- [WRITTEN PROBLEM]
The entries need to be copied exactly.

(Saved entries)
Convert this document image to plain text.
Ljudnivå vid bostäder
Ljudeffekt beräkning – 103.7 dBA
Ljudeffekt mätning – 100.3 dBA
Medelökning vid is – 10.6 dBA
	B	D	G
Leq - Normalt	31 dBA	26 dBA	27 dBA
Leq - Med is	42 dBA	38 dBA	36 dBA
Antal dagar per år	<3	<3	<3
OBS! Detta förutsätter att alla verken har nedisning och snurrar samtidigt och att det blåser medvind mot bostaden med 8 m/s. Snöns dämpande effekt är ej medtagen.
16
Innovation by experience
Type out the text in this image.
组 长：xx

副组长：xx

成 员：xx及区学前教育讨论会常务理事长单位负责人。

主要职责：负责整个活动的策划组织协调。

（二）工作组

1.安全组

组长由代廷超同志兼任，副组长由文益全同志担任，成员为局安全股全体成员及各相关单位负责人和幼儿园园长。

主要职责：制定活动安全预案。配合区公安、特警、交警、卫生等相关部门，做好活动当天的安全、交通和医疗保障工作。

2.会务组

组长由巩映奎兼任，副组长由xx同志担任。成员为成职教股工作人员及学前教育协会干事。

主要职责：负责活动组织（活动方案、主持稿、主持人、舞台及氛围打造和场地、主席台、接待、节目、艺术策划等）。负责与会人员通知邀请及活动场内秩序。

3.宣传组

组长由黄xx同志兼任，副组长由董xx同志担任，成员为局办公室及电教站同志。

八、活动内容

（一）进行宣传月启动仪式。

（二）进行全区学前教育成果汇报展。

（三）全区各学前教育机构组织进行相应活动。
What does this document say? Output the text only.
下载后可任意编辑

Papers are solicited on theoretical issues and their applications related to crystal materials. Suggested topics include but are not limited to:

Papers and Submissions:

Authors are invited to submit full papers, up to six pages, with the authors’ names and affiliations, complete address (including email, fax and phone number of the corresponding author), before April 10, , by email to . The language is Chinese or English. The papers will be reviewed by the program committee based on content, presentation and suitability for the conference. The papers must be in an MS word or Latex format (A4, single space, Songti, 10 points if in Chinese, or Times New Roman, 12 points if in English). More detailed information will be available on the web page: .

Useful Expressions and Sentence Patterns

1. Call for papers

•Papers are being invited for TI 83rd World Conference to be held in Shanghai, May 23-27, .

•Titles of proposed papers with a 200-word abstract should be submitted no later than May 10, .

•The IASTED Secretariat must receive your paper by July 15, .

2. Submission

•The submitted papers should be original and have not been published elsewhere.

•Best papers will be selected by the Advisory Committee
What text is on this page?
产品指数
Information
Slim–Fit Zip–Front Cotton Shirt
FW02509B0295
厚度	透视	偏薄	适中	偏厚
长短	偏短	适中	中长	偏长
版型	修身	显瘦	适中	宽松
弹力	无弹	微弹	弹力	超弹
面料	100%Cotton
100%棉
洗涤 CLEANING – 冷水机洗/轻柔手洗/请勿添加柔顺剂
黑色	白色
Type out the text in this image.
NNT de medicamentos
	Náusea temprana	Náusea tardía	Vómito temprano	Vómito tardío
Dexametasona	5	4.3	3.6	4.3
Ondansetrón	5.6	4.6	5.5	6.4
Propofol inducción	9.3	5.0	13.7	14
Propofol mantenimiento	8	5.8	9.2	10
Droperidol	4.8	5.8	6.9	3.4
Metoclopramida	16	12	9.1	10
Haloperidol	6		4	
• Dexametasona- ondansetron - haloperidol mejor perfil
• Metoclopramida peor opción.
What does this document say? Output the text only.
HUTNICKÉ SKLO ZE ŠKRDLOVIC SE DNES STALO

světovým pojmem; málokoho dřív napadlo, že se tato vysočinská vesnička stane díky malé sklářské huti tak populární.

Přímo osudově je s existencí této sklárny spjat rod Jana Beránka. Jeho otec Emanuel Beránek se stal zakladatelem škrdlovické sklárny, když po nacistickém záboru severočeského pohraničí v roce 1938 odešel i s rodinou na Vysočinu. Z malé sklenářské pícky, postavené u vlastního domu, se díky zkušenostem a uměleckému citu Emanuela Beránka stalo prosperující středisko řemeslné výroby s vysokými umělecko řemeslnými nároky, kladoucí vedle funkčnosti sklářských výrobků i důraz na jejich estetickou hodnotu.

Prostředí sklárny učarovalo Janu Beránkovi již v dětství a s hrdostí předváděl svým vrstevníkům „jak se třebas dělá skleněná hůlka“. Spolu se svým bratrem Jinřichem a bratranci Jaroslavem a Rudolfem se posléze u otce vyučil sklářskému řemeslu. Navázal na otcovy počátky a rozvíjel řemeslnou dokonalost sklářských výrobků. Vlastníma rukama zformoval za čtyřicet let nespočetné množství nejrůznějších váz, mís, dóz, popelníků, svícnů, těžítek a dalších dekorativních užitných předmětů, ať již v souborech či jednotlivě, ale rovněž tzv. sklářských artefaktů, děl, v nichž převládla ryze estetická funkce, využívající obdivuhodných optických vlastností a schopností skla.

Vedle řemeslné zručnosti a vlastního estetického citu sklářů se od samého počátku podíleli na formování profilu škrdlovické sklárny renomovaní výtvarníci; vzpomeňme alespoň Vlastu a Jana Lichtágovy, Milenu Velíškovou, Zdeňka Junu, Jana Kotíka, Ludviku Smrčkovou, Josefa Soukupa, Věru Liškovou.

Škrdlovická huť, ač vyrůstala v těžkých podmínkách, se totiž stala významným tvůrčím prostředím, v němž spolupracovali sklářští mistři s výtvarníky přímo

- [SOLUTION]
Convert this document image to plain text.
Ljudnivå vid bostäder
Ljudeffekt beräkning – 103.7 dBA
Ljudeffekt mätning – 100.3 dBA
Medelökning vid is – 10.6 dBA
	B	D	G
Leq - Normalt	31 dBA	26 dBA	27 dBA
Leq - Med is	42 dBA	38 dBA	36 dBA
Antal dagar per år	<3	<3	<3
OBS! Detta förutsätter att alla verken har nedisning och snurrar samtidigt och att det blåser medvind mot bostaden med 8 m/s. Snöns dämpande effekt är ej medtagen.
16
Innovation by experience
Type out the text in this image.
组 长：xx

副组长：xx

成 员：xx及区学前教育讨论会常务理事长单位负责人。

主要职责：负责整个活动的策划组织协调。

（二）工作组

1.安全组

组长由代廷超同志兼任，副组长由文益全同志担任，成员为局安全股全体成员及各相关单位负责人和幼儿园园长。

主要职责：制定活动安全预案。配合区公安、特警、交警、卫生等相关部门，做好活动当天的安全、交通和医疗保障工作。

2.会务组

组长由巩映奎兼任，副组长由xx同志担任。成员为成职教股工作人员及学前教育协会干事。

主要职责：负责活动组织（活动方案、主持稿、主持人、舞台及氛围打造和场地、主席台、接待、节目、艺术策划等）。负责与会人员通知邀请及活动场内秩序。

3.宣传组

组长由黄xx同志兼任，副组长由董xx同志担任，成员为局办公室及电教站同志。

八、活动内容

（一）进行宣传月启动仪式。

（二）进行全区学前教育成果汇报展。

（三）全区各学前教育机构组织进行相应活动。
What does this document say? Output the text only.
下载后可任意编辑

Papers are solicited on theoretical issues and their applications related to crystal materials. Suggested topics include but are not limited to:

Papers and Submissions:

Authors are invited to submit full papers, up to six pages, with the authors’ names and affiliations, complete address (including email, fax and phone number of the corresponding author), before April 10, , by email to . The language is Chinese or English. The papers will be reviewed by the program committee based on content, presentation and suitability for the conference. The papers must be in an MS word or Latex format (A4, single space, Songti, 10 points if in Chinese, or Times New Roman, 12 points if in English). More detailed information will be available on the web page: .

Useful Expressions and Sentence Patterns

1. Call for papers

•Papers are being invited for TI 83rd World Conference to be held in Shanghai, May 23-27, .

•Titles of proposed papers with a 200-word abstract should be submitted no later than May 10, .

•The IASTED Secretariat must receive your paper by July 15, .

2. Submission

•The submitted papers should be original and have not been published elsewhere.

•Best papers will be selected by the Advisory Committee
What text is on this page?
产品指数
Information
Slim–Fit Zip–Front Cotton Shirt
FW02509B0295
厚度	透视	偏薄	适中	偏厚
长短	偏短	适中	中长	偏长
版型	修身	显瘦	适中	宽松
弹力	无弹	微弹	弹力	超弹
面料	100%Cotton
100%棉
洗涤 CLEANING – 冷水机洗/轻柔手洗/请勿添加柔顺剂
黑色	白色
Type out the text in this image.
NNT de medicamentos
	Náusea temprana	Náusea tardía	Vómito temprano	Vómito tardío
Dexametasona	5	4.3	3.6	4.3
Ondansetrón	5.6	4.6	5.5	6.4
Propofol inducción	9.3	5.0	13.7	14
Propofol mantenimiento	8	5.8	9.2	10
Droperidol	4.8	5.8	6.9	3.4
Metoclopramida	16	12	9.1	10
Haloperidol	6		4	
• Dexametasona- ondansetron - haloperidol mejor perfil
• Metoclopramida peor opción.
What does this document say? Output the text only.
HUTNICKÉ SKLO ZE ŠKRDLOVIC SE DNES STALO

světovým pojmem; málokoho dřív napadlo, že se tato vysočinská vesnička stane díky malé sklářské huti tak populární.

Přímo osudově je s existencí této sklárny spjat rod Jana Beránka. Jeho otec Emanuel Beránek se stal zakladatelem škrdlovické sklárny, když po nacistickém záboru severočeského pohraničí v roce 1938 odešel i s rodinou na Vysočinu. Z malé sklenářské pícky, postavené u vlastního domu, se díky zkušenostem a uměleckému citu Emanuela Beránka stalo prosperující středisko řemeslné výroby s vysokými umělecko řemeslnými nároky, kladoucí vedle funkčnosti sklářských výrobků i důraz na jejich estetickou hodnotu.

Prostředí sklárny učarovalo Janu Beránkovi již v dětství a s hrdostí předváděl svým vrstevníkům „jak se třebas dělá skleněná hůlka“. Spolu se svým bratrem Jinřichem a bratranci Jaroslavem a Rudolfem se posléze u otce vyučil sklářskému řemeslu. Navázal na otcovy počátky a rozvíjel řemeslnou dokonalost sklářských výrobků. Vlastníma rukama zformoval za čtyřicet let nespočetné množství nejrůznějších váz, mís, dóz, popelníků, svícnů, těžítek a dalších dekorativních užitných předmětů, ať již v souborech či jednotlivě, ale rovněž tzv. sklářských artefaktů, děl, v nichž převládla ryze estetická funkce, využívající obdivuhodných optických vlastností a schopností skla.

Vedle řemeslné zručnosti a vlastního estetického citu sklářů se od samého počátku podíleli na formování profilu škrdlovické sklárny renomovaní výtvarníci; vzpomeňme alespoň Vlastu a Jana Lichtágovy, Milenu Velíškovou, Zdeňka Junu, Jana Kotíka, Ludviku Smrčkovou, Josefa Soukupa, Věru Liškovou.

Škrdlovická huť, ač vyrůstala v těžkých podmínkách, se totiž stala významným tvůrčím prostředím, v němž spolupracovali sklářští mistři s výtvarníky přímo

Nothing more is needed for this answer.